(Recorded data)
* * * * * * * * *
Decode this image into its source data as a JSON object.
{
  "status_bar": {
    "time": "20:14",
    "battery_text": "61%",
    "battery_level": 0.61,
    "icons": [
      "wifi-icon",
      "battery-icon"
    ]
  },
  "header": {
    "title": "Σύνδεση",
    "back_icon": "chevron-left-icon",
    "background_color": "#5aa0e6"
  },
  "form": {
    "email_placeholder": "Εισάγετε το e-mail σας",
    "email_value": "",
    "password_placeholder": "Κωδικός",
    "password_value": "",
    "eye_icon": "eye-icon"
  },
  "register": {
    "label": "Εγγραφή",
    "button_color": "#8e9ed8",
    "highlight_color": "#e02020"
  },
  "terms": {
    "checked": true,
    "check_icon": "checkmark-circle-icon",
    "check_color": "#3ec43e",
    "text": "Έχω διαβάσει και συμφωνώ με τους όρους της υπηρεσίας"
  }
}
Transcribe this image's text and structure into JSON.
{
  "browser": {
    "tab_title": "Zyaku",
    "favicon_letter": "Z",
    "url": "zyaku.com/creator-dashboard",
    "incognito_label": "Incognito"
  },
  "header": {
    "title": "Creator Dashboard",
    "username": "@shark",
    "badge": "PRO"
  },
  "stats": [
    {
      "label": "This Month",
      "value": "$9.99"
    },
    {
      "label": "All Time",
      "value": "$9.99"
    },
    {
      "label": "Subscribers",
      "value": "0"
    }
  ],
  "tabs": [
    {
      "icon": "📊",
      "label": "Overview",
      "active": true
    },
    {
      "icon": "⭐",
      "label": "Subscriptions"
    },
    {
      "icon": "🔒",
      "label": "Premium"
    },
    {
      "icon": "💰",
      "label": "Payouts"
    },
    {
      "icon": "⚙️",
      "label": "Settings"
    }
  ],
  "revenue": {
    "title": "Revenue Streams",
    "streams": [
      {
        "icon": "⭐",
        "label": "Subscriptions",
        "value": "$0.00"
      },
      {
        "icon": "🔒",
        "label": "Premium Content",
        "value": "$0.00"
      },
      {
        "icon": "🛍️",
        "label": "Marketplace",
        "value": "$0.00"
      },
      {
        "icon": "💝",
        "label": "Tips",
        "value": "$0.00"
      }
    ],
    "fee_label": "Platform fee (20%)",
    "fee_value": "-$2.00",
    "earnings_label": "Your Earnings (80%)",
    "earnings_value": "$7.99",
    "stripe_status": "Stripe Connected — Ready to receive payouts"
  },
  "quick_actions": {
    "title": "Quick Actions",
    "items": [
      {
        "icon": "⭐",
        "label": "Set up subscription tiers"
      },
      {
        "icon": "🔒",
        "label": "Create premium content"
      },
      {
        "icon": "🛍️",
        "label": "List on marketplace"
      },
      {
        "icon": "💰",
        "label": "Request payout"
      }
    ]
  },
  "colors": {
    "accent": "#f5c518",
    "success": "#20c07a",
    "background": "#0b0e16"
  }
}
* * * * * * * * *
• **Instructions for the task**: Reproduce the listing above verbatim, from first line to last.

• **Solution to this exercise**:
Decode this image into its source data as a JSON object.
{
  "status_bar": {
    "time": "20:14",
    "battery_text": "61%",
    "battery_level": 0.61,
    "icons": [
      "wifi-icon",
      "battery-icon"
    ]
  },
  "header": {
    "title": "Σύνδεση",
    "back_icon": "chevron-left-icon",
    "background_color": "#5aa0e6"
  },
  "form": {
    "email_placeholder": "Εισάγετε το e-mail σας",
    "email_value": "",
    "password_placeholder": "Κωδικός",
    "password_value": "",
    "eye_icon": "eye-icon"
  },
  "register": {
    "label": "Εγγραφή",
    "button_color": "#8e9ed8",
    "highlight_color": "#e02020"
  },
  "terms": {
    "checked": true,
    "check_icon": "checkmark-circle-icon",
    "check_color": "#3ec43e",
    "text": "Έχω διαβάσει και συμφωνώ με τους όρους της υπηρεσίας"
  }
}
Transcribe this image's text and structure into JSON.
{
  "browser": {
    "tab_title": "Zyaku",
    "favicon_letter": "Z",
    "url": "zyaku.com/creator-dashboard",
    "incognito_label": "Incognito"
  },
  "header": {
    "title": "Creator Dashboard",
    "username": "@shark",
    "badge": "PRO"
  },
  "stats": [
    {
      "label": "This Month",
      "value": "$9.99"
    },
    {
      "label": "All Time",
      "value": "$9.99"
    },
    {
      "label": "Subscribers",
      "value": "0"
    }
  ],
  "tabs": [
    {
      "icon": "📊",
      "label": "Overview",
      "active": true
    },
    {
      "icon": "⭐",
      "label": "Subscriptions"
    },
    {
      "icon": "🔒",
      "label": "Premium"
    },
    {
      "icon": "💰",
      "label": "Payouts"
    },
    {
      "icon": "⚙️",
      "label": "Settings"
    }
  ],
  "revenue": {
    "title": "Revenue Streams",
    "streams": [
      {
        "icon": "⭐",
        "label": "Subscriptions",
        "value": "$0.00"
      },
      {
        "icon": "🔒",
        "label": "Premium Content",
        "value": "$0.00"
      },
      {
        "icon": "🛍️",
        "label": "Marketplace",
        "value": "$0.00"
      },
      {
        "icon": "💝",
        "label": "Tips",
        "value": "$0.00"
      }
    ],
    "fee_label": "Platform fee (20%)",
    "fee_value": "-$2.00",
    "earnings_label": "Your Earnings (80%)",
    "earnings_value": "$7.99",
    "stripe_status": "Stripe Connected — Ready to receive payouts"
  },
  "quick_actions": {
    "title": "Quick Actions",
    "items": [
      {
        "icon": "⭐",
        "label": "Set up subscription tiers"
      },
      {
        "icon": "🔒",
        "label": "Create premium content"
      },
      {
        "icon": "🛍️",
        "label": "List on marketplace"
      },
      {
        "icon": "💰",
        "label": "Request payout"
      }
    ]
  },
  "colors": {
    "accent": "#f5c518",
    "success": "#20c07a",
    "background": "#0b0e16"
  }
}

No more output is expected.